Prompt: Pick out every line in the data below that holds "this".

════

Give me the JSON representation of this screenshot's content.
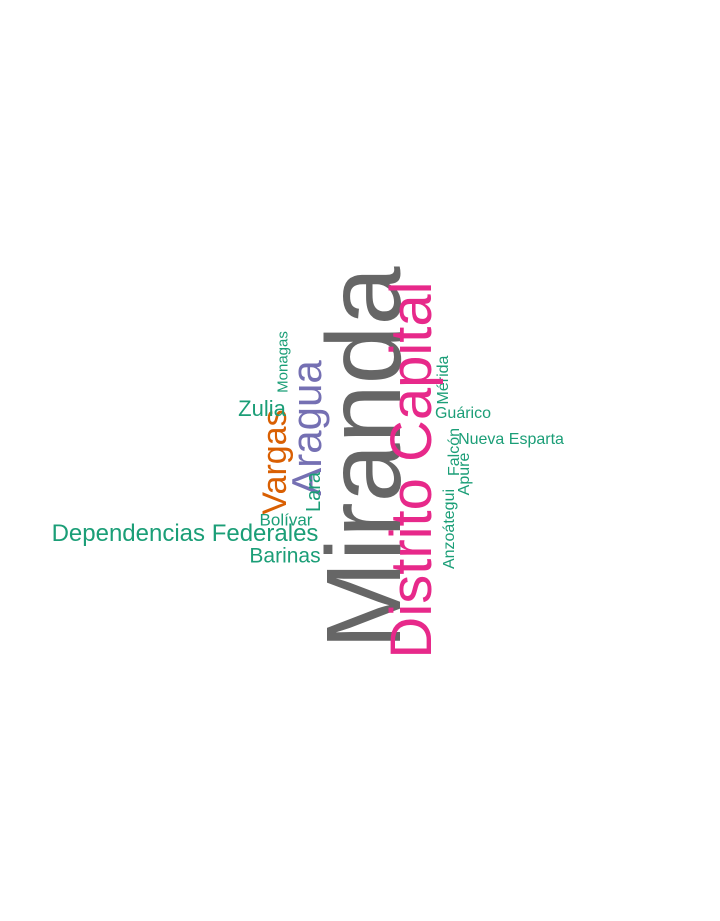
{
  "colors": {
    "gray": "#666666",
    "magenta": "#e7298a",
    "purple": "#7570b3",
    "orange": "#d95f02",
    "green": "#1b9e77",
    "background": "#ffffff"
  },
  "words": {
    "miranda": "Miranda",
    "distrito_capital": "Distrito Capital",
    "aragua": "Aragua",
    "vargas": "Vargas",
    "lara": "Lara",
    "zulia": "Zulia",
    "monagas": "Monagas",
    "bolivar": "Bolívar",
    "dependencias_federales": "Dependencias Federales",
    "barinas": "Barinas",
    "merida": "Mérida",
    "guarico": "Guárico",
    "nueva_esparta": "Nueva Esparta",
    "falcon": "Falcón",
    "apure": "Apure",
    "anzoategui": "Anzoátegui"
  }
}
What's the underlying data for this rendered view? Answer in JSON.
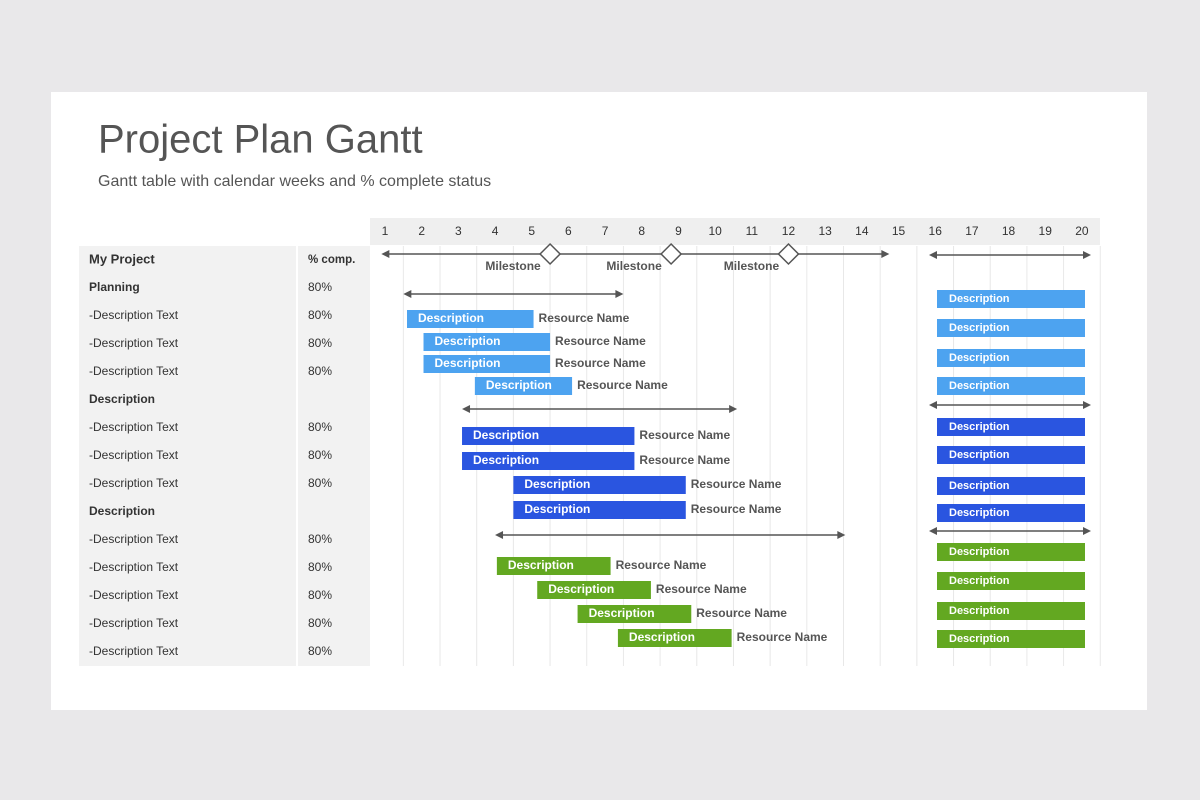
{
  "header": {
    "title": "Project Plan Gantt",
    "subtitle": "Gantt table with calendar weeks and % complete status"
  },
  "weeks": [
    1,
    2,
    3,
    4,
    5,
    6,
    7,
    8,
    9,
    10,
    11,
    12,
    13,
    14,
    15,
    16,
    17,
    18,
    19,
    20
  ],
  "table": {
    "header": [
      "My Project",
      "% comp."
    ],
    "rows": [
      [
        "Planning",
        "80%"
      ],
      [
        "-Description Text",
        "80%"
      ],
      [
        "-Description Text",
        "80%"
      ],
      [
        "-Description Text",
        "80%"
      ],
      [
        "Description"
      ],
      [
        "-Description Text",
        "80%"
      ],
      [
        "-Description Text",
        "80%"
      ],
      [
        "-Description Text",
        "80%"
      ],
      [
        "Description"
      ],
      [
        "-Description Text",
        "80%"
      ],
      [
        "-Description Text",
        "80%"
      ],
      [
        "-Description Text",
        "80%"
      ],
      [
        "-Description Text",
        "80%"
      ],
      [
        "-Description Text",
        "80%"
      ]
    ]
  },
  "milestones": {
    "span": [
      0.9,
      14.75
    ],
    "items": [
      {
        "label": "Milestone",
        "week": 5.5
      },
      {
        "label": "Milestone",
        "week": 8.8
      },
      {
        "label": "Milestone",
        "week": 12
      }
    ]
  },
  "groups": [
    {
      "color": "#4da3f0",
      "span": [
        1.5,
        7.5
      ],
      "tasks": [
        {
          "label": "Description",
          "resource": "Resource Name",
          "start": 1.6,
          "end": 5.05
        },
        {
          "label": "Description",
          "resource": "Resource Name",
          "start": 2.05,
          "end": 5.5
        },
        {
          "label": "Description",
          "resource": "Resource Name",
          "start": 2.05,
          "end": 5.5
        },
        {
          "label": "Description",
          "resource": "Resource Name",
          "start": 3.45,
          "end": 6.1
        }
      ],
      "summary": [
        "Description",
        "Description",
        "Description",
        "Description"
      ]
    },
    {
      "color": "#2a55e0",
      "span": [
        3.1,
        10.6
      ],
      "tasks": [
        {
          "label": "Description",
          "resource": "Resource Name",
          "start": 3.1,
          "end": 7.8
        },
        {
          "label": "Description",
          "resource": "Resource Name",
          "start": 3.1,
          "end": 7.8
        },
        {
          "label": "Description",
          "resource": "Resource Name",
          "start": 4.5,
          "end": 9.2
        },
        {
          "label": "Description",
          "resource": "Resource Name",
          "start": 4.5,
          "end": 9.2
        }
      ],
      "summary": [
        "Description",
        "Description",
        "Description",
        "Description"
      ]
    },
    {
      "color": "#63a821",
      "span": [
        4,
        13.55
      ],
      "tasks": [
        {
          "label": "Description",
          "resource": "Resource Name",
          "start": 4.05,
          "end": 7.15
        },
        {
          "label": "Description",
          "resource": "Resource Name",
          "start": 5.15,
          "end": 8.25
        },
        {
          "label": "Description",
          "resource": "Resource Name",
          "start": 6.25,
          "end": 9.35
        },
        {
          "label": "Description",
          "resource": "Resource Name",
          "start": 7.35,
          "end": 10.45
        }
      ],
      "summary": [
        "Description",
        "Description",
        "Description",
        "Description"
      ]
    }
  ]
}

════

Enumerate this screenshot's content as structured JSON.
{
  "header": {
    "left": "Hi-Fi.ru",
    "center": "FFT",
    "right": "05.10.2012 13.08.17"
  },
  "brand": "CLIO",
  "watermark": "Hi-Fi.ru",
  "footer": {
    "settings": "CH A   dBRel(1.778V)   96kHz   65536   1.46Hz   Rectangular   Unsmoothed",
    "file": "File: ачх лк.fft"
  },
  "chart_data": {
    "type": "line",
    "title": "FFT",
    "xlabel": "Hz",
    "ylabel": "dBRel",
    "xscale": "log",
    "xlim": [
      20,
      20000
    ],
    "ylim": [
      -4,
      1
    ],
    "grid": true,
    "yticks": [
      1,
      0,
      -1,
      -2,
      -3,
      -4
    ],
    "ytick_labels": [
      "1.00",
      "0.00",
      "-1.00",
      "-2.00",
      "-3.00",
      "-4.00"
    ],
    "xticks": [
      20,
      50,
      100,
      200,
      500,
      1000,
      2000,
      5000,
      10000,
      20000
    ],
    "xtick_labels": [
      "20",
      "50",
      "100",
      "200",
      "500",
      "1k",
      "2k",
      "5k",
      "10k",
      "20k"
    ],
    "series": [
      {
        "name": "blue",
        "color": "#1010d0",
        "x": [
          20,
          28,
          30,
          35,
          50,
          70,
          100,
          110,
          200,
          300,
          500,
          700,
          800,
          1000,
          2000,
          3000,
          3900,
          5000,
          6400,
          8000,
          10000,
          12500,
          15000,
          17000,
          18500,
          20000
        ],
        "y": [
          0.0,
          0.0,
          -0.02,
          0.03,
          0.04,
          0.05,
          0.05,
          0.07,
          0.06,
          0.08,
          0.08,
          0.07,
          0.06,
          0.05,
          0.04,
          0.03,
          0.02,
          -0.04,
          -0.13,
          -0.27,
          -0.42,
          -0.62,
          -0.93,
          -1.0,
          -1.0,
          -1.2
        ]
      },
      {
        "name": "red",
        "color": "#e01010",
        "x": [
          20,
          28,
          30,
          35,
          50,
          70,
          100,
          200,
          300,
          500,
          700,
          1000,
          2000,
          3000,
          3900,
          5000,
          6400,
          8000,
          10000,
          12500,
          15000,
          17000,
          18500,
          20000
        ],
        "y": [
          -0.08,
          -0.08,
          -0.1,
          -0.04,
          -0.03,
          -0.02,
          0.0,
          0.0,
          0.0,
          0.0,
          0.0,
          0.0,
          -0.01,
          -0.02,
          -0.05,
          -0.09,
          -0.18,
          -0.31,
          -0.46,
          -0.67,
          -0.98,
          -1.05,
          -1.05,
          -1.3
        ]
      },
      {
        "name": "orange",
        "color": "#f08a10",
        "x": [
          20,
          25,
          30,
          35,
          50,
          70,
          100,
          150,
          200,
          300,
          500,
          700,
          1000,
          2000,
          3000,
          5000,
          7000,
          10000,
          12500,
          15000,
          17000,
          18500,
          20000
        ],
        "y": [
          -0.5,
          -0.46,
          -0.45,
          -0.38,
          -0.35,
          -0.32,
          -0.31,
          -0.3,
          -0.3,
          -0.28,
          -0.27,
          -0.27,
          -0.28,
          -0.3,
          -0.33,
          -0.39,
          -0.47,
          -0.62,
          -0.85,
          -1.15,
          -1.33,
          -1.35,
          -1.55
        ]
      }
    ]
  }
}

════

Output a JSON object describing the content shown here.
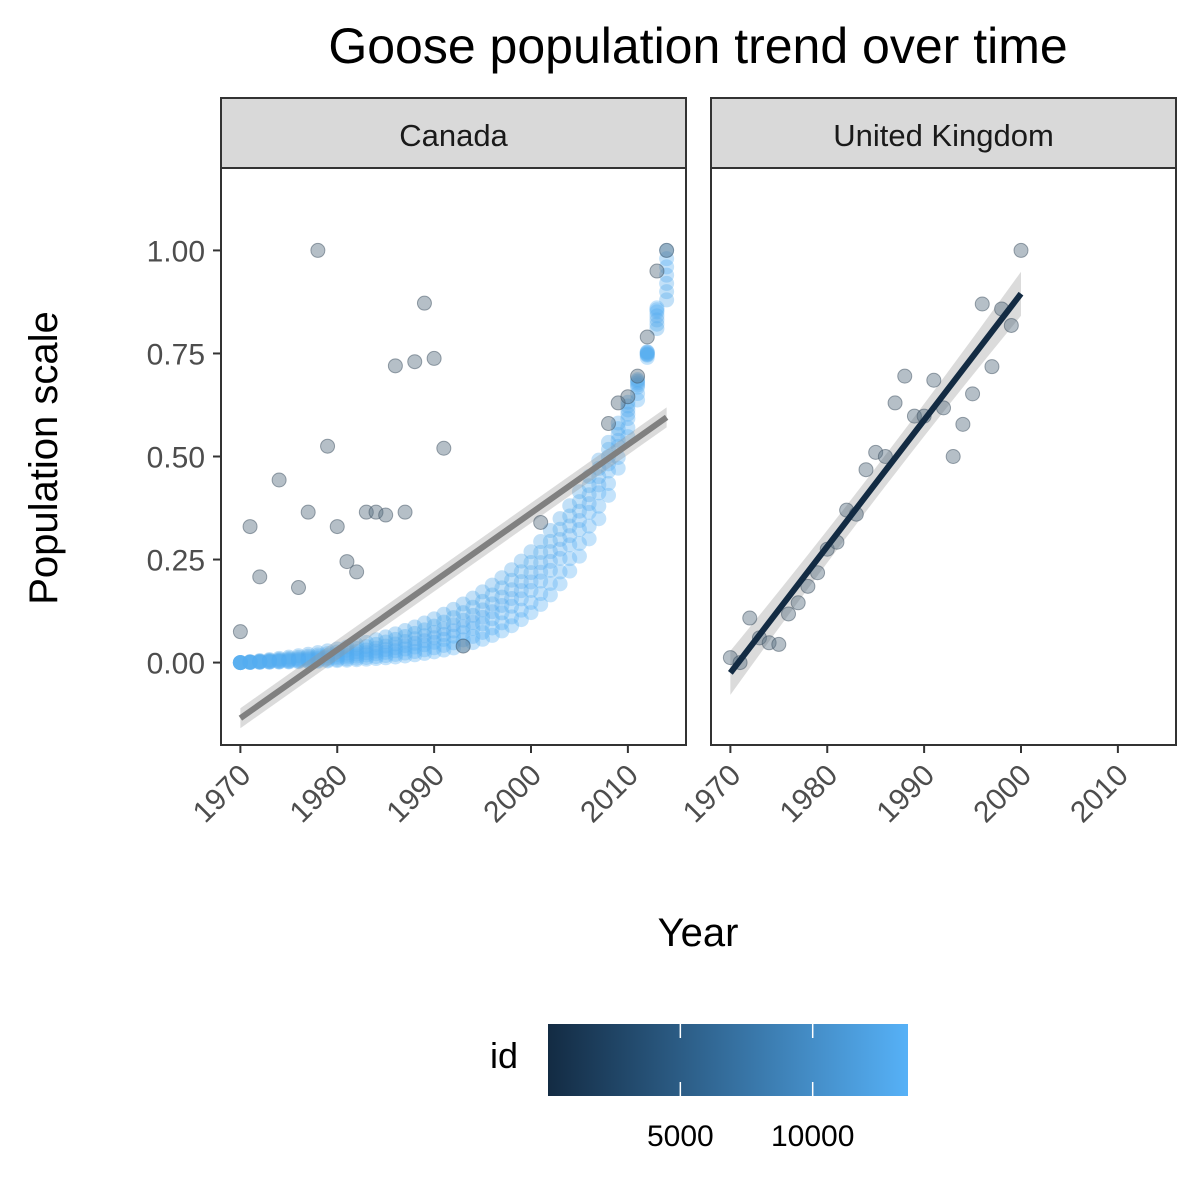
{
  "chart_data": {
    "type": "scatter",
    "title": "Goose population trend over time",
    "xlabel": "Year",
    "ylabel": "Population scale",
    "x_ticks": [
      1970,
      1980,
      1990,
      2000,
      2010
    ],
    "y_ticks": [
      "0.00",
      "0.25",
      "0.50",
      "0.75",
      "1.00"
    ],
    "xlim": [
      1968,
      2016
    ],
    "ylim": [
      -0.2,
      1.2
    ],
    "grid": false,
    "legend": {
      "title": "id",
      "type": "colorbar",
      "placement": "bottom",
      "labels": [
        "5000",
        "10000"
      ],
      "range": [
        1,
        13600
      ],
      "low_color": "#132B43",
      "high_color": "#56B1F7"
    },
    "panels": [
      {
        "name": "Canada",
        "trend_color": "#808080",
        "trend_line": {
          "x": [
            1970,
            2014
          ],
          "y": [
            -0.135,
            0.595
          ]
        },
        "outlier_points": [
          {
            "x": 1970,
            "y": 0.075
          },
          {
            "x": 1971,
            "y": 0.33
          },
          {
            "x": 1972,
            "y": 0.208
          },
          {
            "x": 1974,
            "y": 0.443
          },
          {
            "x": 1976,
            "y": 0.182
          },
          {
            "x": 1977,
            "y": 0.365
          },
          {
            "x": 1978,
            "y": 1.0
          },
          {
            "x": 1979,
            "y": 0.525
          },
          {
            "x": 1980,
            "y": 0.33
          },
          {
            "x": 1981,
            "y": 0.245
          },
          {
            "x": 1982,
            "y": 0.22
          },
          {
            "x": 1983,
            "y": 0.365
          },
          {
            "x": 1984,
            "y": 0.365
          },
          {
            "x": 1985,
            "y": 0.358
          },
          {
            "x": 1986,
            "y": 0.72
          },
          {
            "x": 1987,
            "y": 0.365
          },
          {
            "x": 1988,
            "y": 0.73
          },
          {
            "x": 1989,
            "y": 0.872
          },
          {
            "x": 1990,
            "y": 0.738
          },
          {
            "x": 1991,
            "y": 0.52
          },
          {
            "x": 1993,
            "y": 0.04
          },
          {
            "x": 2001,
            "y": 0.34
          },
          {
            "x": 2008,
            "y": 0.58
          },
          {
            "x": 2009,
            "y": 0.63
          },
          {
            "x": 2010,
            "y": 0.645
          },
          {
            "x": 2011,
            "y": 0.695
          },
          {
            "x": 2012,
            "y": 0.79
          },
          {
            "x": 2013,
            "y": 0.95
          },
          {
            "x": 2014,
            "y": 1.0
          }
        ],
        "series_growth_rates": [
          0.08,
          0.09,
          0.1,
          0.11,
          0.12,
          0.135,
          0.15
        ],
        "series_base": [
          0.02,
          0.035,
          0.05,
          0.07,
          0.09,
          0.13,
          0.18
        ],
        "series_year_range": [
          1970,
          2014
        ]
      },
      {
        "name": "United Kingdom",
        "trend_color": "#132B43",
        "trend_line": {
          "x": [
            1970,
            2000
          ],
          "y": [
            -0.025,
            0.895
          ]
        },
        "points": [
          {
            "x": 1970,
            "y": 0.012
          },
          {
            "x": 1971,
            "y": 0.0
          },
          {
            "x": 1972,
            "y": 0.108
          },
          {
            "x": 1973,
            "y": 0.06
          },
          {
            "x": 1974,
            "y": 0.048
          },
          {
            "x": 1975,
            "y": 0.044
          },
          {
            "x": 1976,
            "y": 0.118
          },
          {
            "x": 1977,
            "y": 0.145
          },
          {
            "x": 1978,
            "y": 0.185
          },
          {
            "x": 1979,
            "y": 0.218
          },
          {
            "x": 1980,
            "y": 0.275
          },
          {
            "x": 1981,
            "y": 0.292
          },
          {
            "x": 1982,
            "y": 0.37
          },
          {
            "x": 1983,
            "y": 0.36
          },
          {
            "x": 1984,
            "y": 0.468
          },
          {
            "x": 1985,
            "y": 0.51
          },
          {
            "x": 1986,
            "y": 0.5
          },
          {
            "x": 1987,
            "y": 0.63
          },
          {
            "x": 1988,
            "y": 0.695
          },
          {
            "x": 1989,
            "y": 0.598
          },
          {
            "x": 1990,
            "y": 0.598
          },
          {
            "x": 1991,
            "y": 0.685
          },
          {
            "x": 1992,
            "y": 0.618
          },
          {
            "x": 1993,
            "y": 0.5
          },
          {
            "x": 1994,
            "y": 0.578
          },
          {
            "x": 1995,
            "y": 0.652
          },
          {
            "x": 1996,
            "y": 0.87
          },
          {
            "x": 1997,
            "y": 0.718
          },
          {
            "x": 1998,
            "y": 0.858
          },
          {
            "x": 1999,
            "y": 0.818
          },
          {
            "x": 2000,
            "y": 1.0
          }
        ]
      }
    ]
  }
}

════

Expected answer:
Give me the JSON representation of this screenshot's content.
What's the underlying data for this rendered view? Answer in JSON.
Enumerate this screenshot's content as structured JSON.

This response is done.